▶ **THE PROBLEM**
Set the listing down again in full, word for word, with the pictures left out.

[Entries taken from a collection]
+-------+

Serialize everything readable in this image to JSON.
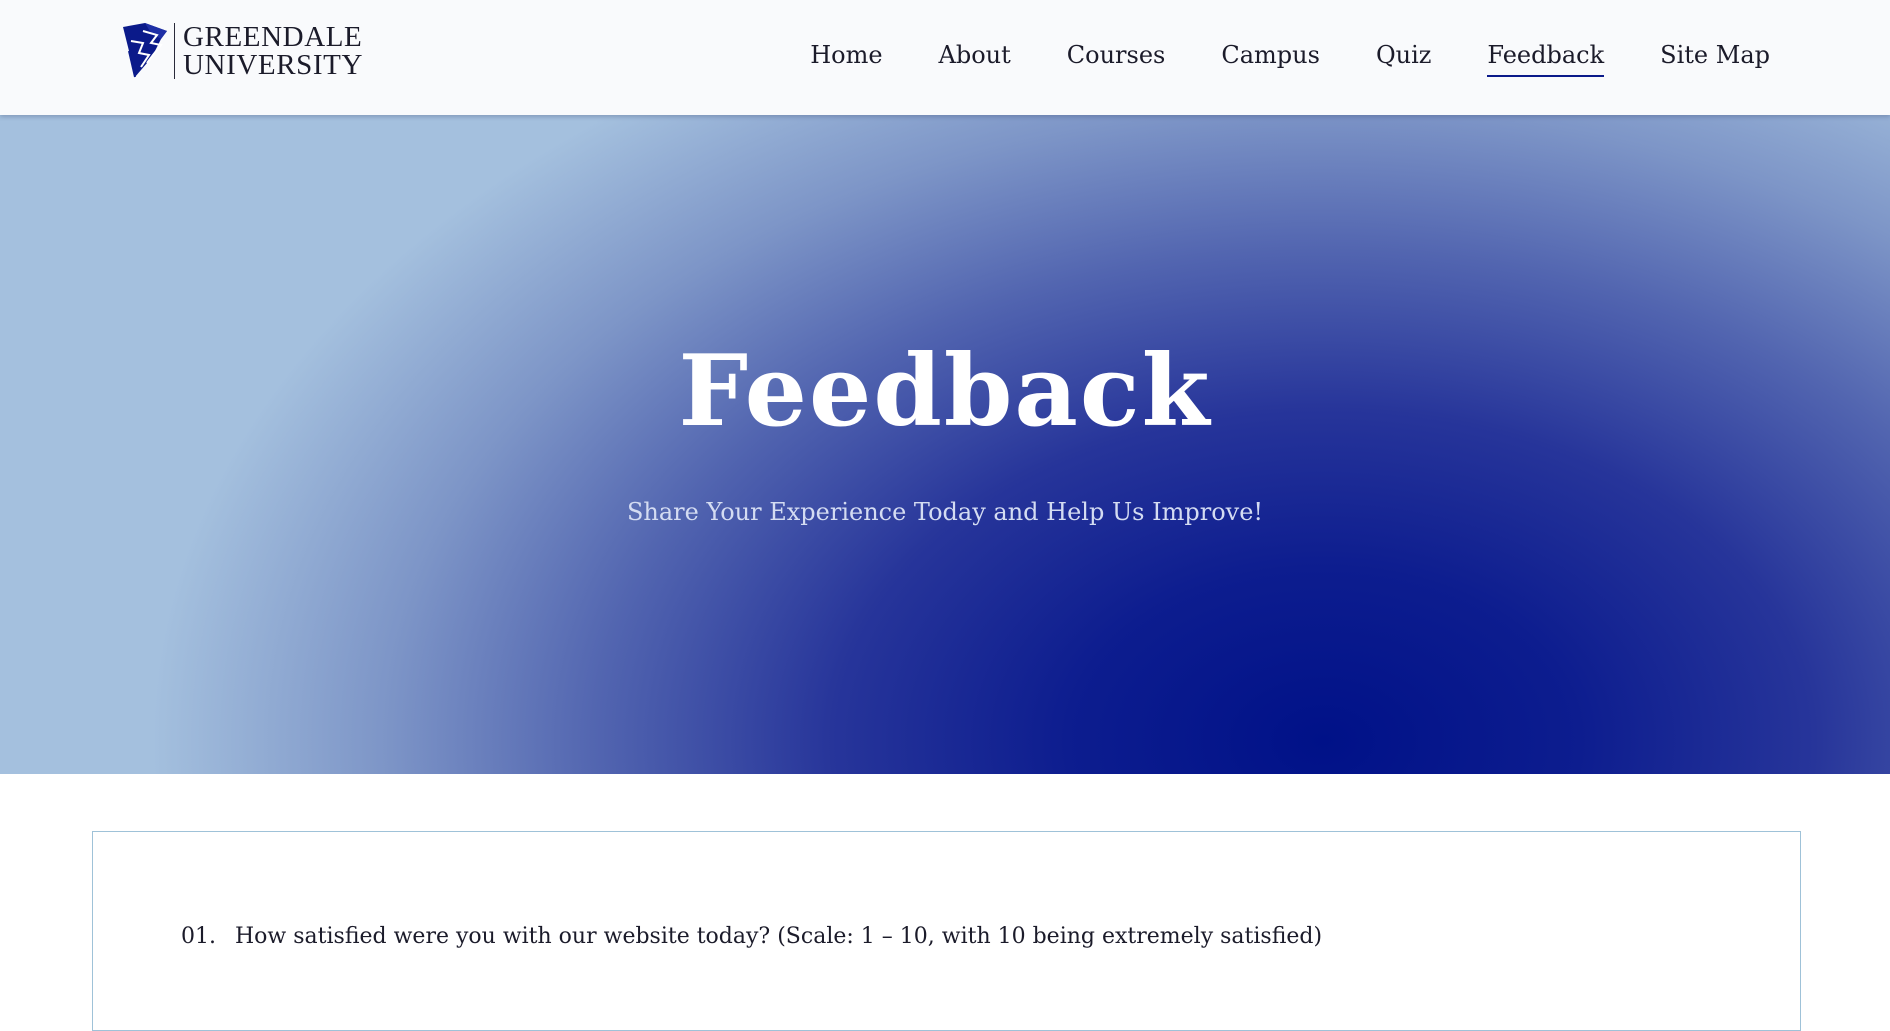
{
  "brand": {
    "line1": "GREENDALE",
    "line2": "UNIVERSITY",
    "color": "#0b1a8a"
  },
  "nav": {
    "items": [
      {
        "label": "Home"
      },
      {
        "label": "About"
      },
      {
        "label": "Courses"
      },
      {
        "label": "Campus"
      },
      {
        "label": "Quiz"
      },
      {
        "label": "Feedback",
        "active": true
      },
      {
        "label": "Site Map"
      }
    ]
  },
  "hero": {
    "title": "Feedback",
    "subtitle": "Share Your Experience Today and Help Us Improve!"
  },
  "form": {
    "questions": [
      {
        "number": "01.",
        "text": "How satisfied were you with our website today? (Scale: 1 – 10, with 10 being extremely satisfied)"
      }
    ]
  },
  "colors": {
    "hero_deep": "#001188",
    "hero_light": "#a4c0de",
    "card_border": "#9fc2d8",
    "nav_underline": "#0b1a8a"
  }
}
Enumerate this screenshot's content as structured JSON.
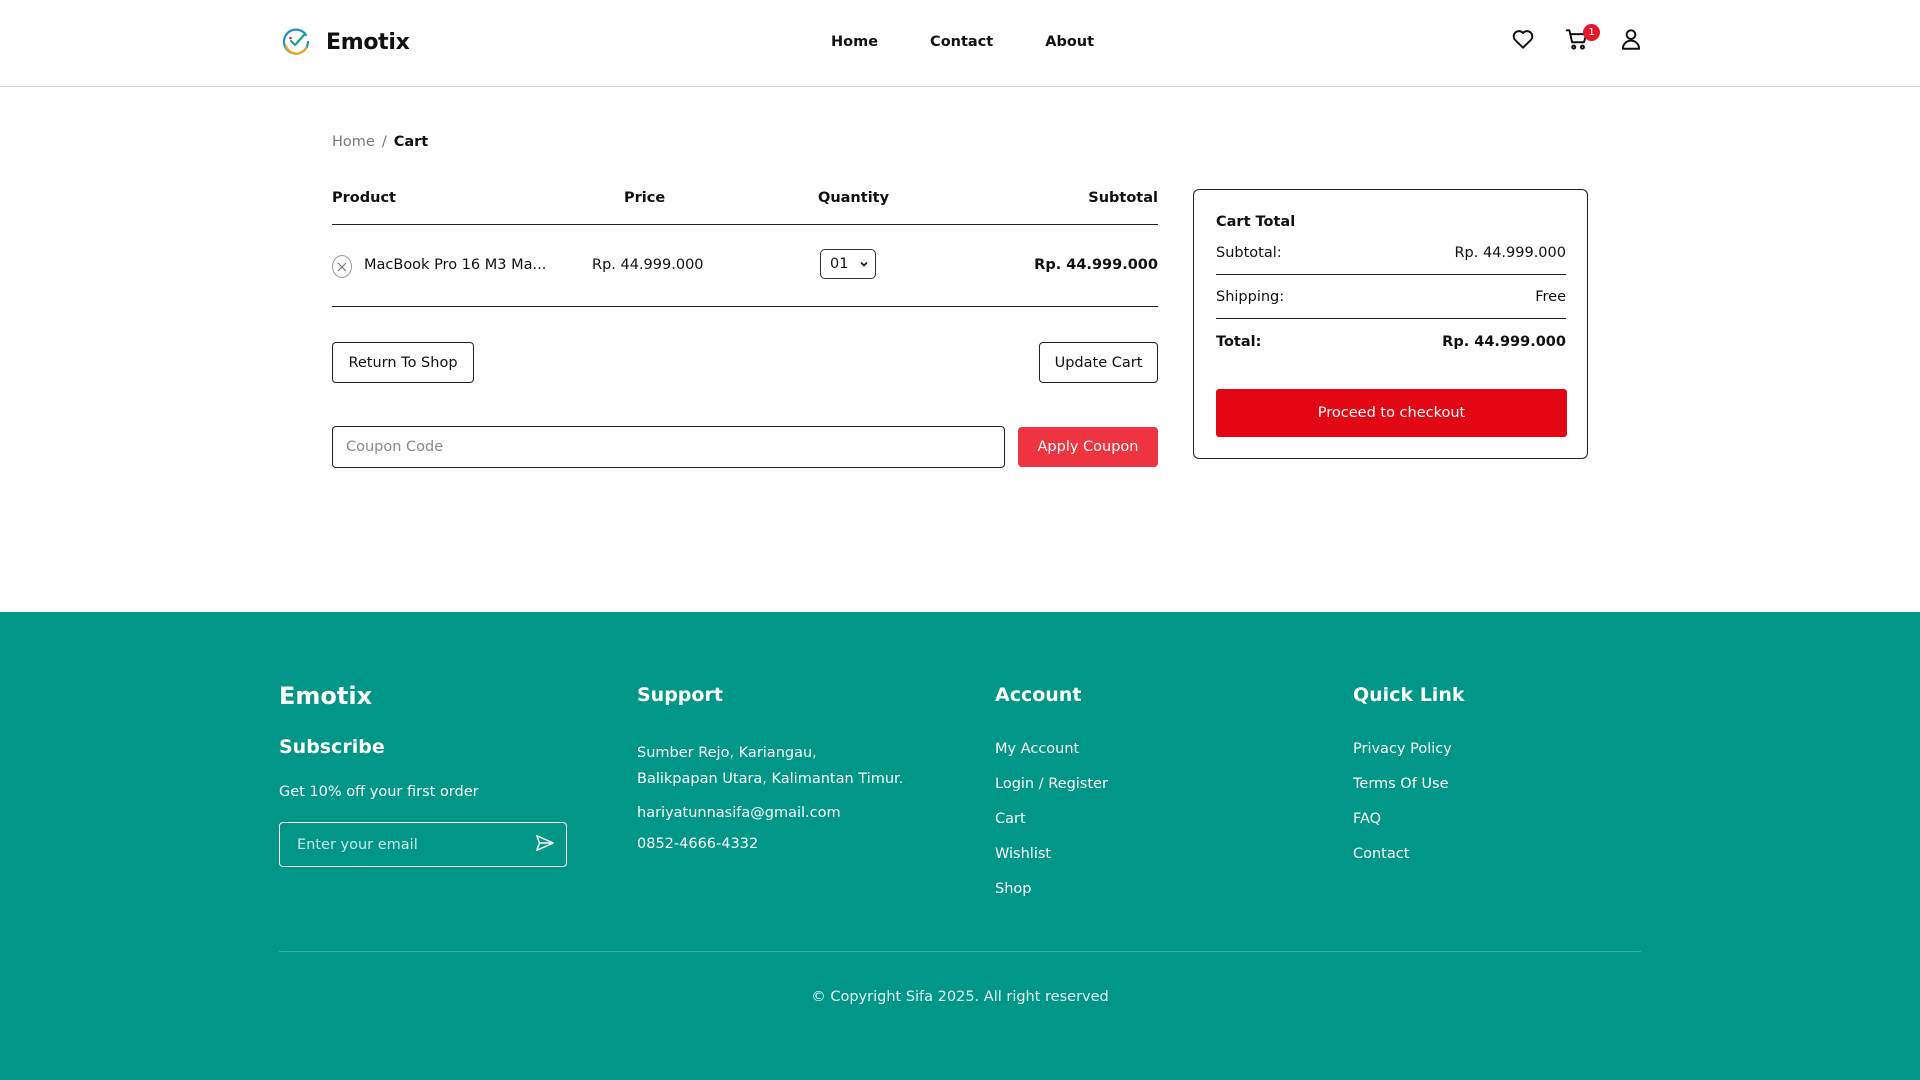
{
  "header": {
    "brand": "Emotix",
    "nav": [
      "Home",
      "Contact",
      "About"
    ],
    "cart_count": "1"
  },
  "breadcrumb": {
    "home": "Home",
    "separator": "/",
    "current": "Cart"
  },
  "cart": {
    "columns": [
      "Product",
      "Price",
      "Quantity",
      "Subtotal"
    ],
    "items": [
      {
        "name": "MacBook Pro 16 M3 Ma...",
        "price": "Rp. 44.999.000",
        "quantity": "01",
        "subtotal": "Rp. 44.999.000"
      }
    ],
    "return_label": "Return To Shop",
    "update_label": "Update Cart",
    "coupon_placeholder": "Coupon Code",
    "apply_label": "Apply Coupon"
  },
  "totals": {
    "title": "Cart Total",
    "subtotal_label": "Subtotal:",
    "subtotal_value": "Rp. 44.999.000",
    "shipping_label": "Shipping:",
    "shipping_value": "Free",
    "total_label": "Total:",
    "total_value": "Rp. 44.999.000",
    "checkout_label": "Proceed to checkout"
  },
  "footer": {
    "brand": "Emotix",
    "subscribe_title": "Subscribe",
    "subscribe_text": "Get 10% off your first order",
    "email_placeholder": "Enter your email",
    "support_title": "Support",
    "support": {
      "address_line1": "Sumber Rejo, Kariangau,",
      "address_line2": "Balikpapan Utara, Kalimantan Timur.",
      "email": "hariyatunnasifa@gmail.com",
      "phone": "0852-4666-4332"
    },
    "account_title": "Account",
    "account_links": [
      "My Account",
      "Login / Register",
      "Cart",
      "Wishlist",
      "Shop"
    ],
    "quicklink_title": "Quick Link",
    "quick_links": [
      "Privacy Policy",
      "Terms Of Use",
      "FAQ",
      "Contact"
    ],
    "copyright": "© Copyright Sifa 2025. All right reserved"
  },
  "colors": {
    "accent_red": "#e30613",
    "footer_teal": "#009688"
  },
  "icons": {
    "wishlist": "heart-icon",
    "cart": "cart-icon",
    "account": "user-icon",
    "send": "send-icon",
    "remove": "close-icon",
    "dropdown": "chevron-down-icon"
  }
}
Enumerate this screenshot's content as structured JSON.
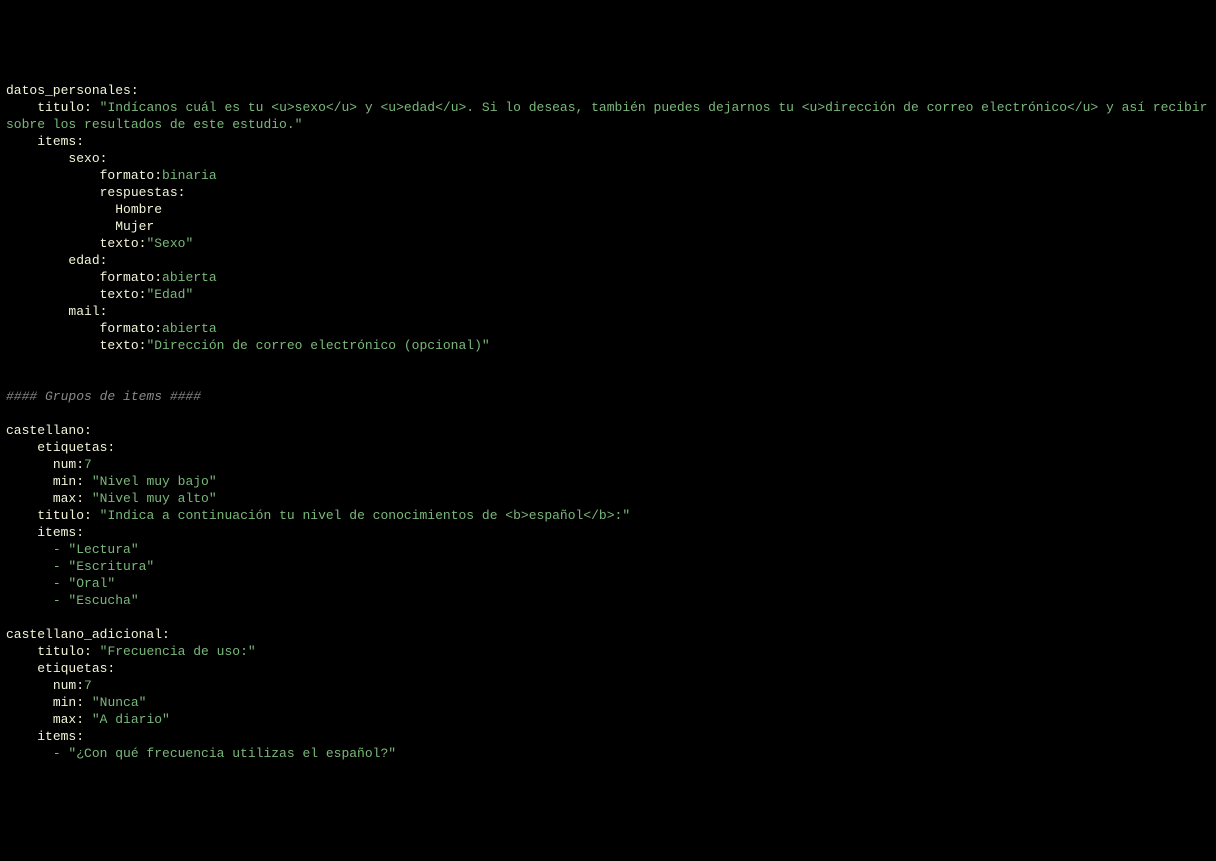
{
  "datos_personales": {
    "key": "datos_personales:",
    "titulo_key": "titulo:",
    "titulo_val": "\"Indícanos cuál es tu <u>sexo</u> y <u>edad</u>. Si lo deseas, también puedes dejarnos tu <u>dirección de correo electrónico</u> y así recibir información",
    "titulo_val2": "sobre los resultados de este estudio.\"",
    "items_key": "items:",
    "sexo": {
      "key": "sexo:",
      "formato_key": "formato:",
      "formato_val": "binaria",
      "respuestas_key": "respuestas:",
      "r1": "Hombre",
      "r2": "Mujer",
      "texto_key": "texto:",
      "texto_val": "\"Sexo\""
    },
    "edad": {
      "key": "edad:",
      "formato_key": "formato:",
      "formato_val": "abierta",
      "texto_key": "texto:",
      "texto_val": "\"Edad\""
    },
    "mail": {
      "key": "mail:",
      "formato_key": "formato:",
      "formato_val": "abierta",
      "texto_key": "texto:",
      "texto_val": "\"Dirección de correo electrónico (opcional)\""
    }
  },
  "section_comment": "#### Grupos de items ####",
  "castellano": {
    "key": "castellano:",
    "etiquetas_key": "etiquetas:",
    "num_key": "num:",
    "num_val": "7",
    "min_key": "min:",
    "min_val": "\"Nivel muy bajo\"",
    "max_key": "max:",
    "max_val": "\"Nivel muy alto\"",
    "titulo_key": "titulo:",
    "titulo_val": "\"Indica a continuación tu nivel de conocimientos de <b>español</b>:\"",
    "items_key": "items:",
    "items": {
      "i1": "- \"Lectura\"",
      "i2": "- \"Escritura\"",
      "i3": "- \"Oral\"",
      "i4": "- \"Escucha\""
    }
  },
  "castellano_adicional": {
    "key": "castellano_adicional:",
    "titulo_key": "titulo:",
    "titulo_val": "\"Frecuencia de uso:\"",
    "etiquetas_key": "etiquetas:",
    "num_key": "num:",
    "num_val": "7",
    "min_key": "min:",
    "min_val": "\"Nunca\"",
    "max_key": "max:",
    "max_val": "\"A diario\"",
    "items_key": "items:",
    "items": {
      "i1": "- \"¿Con qué frecuencia utilizas el español?\""
    }
  }
}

+-------+

▶ **COMPLETE RESPONSE**
Serialize everything readable in this image to JSON.
{
  "brand": {
    "line1": "GREENDALE",
    "line2": "UNIVERSITY",
    "color": "#0b1a8a"
  },
  "nav": {
    "items": [
      {
        "label": "Home"
      },
      {
        "label": "About"
      },
      {
        "label": "Courses"
      },
      {
        "label": "Campus"
      },
      {
        "label": "Quiz"
      },
      {
        "label": "Feedback",
        "active": true
      },
      {
        "label": "Site Map"
      }
    ]
  },
  "hero": {
    "title": "Feedback",
    "subtitle": "Share Your Experience Today and Help Us Improve!"
  },
  "form": {
    "questions": [
      {
        "number": "01.",
        "text": "How satisfied were you with our website today? (Scale: 1 – 10, with 10 being extremely satisfied)"
      }
    ]
  },
  "colors": {
    "hero_deep": "#001188",
    "hero_light": "#a4c0de",
    "card_border": "#9fc2d8",
    "nav_underline": "#0b1a8a"
  }
}
Enumerate this screenshot's content as structured JSON.
{
  "header": {
    "brand": "Emotix",
    "nav": [
      "Home",
      "Contact",
      "About"
    ],
    "cart_count": "1"
  },
  "breadcrumb": {
    "home": "Home",
    "separator": "/",
    "current": "Cart"
  },
  "cart": {
    "columns": [
      "Product",
      "Price",
      "Quantity",
      "Subtotal"
    ],
    "items": [
      {
        "name": "MacBook Pro 16 M3 Ma...",
        "price": "Rp. 44.999.000",
        "quantity": "01",
        "subtotal": "Rp. 44.999.000"
      }
    ],
    "return_label": "Return To Shop",
    "update_label": "Update Cart",
    "coupon_placeholder": "Coupon Code",
    "apply_label": "Apply Coupon"
  },
  "totals": {
    "title": "Cart Total",
    "subtotal_label": "Subtotal:",
    "subtotal_value": "Rp. 44.999.000",
    "shipping_label": "Shipping:",
    "shipping_value": "Free",
    "total_label": "Total:",
    "total_value": "Rp. 44.999.000",
    "checkout_label": "Proceed to checkout"
  },
  "footer": {
    "brand": "Emotix",
    "subscribe_title": "Subscribe",
    "subscribe_text": "Get 10% off your first order",
    "email_placeholder": "Enter your email",
    "support_title": "Support",
    "support": {
      "address_line1": "Sumber Rejo, Kariangau,",
      "address_line2": "Balikpapan Utara, Kalimantan Timur.",
      "email": "hariyatunnasifa@gmail.com",
      "phone": "0852-4666-4332"
    },
    "account_title": "Account",
    "account_links": [
      "My Account",
      "Login / Register",
      "Cart",
      "Wishlist",
      "Shop"
    ],
    "quicklink_title": "Quick Link",
    "quick_links": [
      "Privacy Policy",
      "Terms Of Use",
      "FAQ",
      "Contact"
    ],
    "copyright": "© Copyright Sifa 2025. All right reserved"
  },
  "colors": {
    "accent_red": "#e30613",
    "footer_teal": "#009688"
  },
  "icons": {
    "wishlist": "heart-icon",
    "cart": "cart-icon",
    "account": "user-icon",
    "send": "send-icon",
    "remove": "close-icon",
    "dropdown": "chevron-down-icon"
  }
}
Enumerate this screenshot's content as structured JSON.
{
  "datos_personales": {
    "key": "datos_personales:",
    "titulo_key": "titulo:",
    "titulo_val": "\"Indícanos cuál es tu <u>sexo</u> y <u>edad</u>. Si lo deseas, también puedes dejarnos tu <u>dirección de correo electrónico</u> y así recibir información",
    "titulo_val2": "sobre los resultados de este estudio.\"",
    "items_key": "items:",
    "sexo": {
      "key": "sexo:",
      "formato_key": "formato:",
      "formato_val": "binaria",
      "respuestas_key": "respuestas:",
      "r1": "Hombre",
      "r2": "Mujer",
      "texto_key": "texto:",
      "texto_val": "\"Sexo\""
    },
    "edad": {
      "key": "edad:",
      "formato_key": "formato:",
      "formato_val": "abierta",
      "texto_key": "texto:",
      "texto_val": "\"Edad\""
    },
    "mail": {
      "key": "mail:",
      "formato_key": "formato:",
      "formato_val": "abierta",
      "texto_key": "texto:",
      "texto_val": "\"Dirección de correo electrónico (opcional)\""
    }
  },
  "section_comment": "#### Grupos de items ####",
  "castellano": {
    "key": "castellano:",
    "etiquetas_key": "etiquetas:",
    "num_key": "num:",
    "num_val": "7",
    "min_key": "min:",
    "min_val": "\"Nivel muy bajo\"",
    "max_key": "max:",
    "max_val": "\"Nivel muy alto\"",
    "titulo_key": "titulo:",
    "titulo_val": "\"Indica a continuación tu nivel de conocimientos de <b>español</b>:\"",
    "items_key": "items:",
    "items": {
      "i1": "- \"Lectura\"",
      "i2": "- \"Escritura\"",
      "i3": "- \"Oral\"",
      "i4": "- \"Escucha\""
    }
  },
  "castellano_adicional": {
    "key": "castellano_adicional:",
    "titulo_key": "titulo:",
    "titulo_val": "\"Frecuencia de uso:\"",
    "etiquetas_key": "etiquetas:",
    "num_key": "num:",
    "num_val": "7",
    "min_key": "min:",
    "min_val": "\"Nunca\"",
    "max_key": "max:",
    "max_val": "\"A diario\"",
    "items_key": "items:",
    "items": {
      "i1": "- \"¿Con qué frecuencia utilizas el español?\""
    }
  }
}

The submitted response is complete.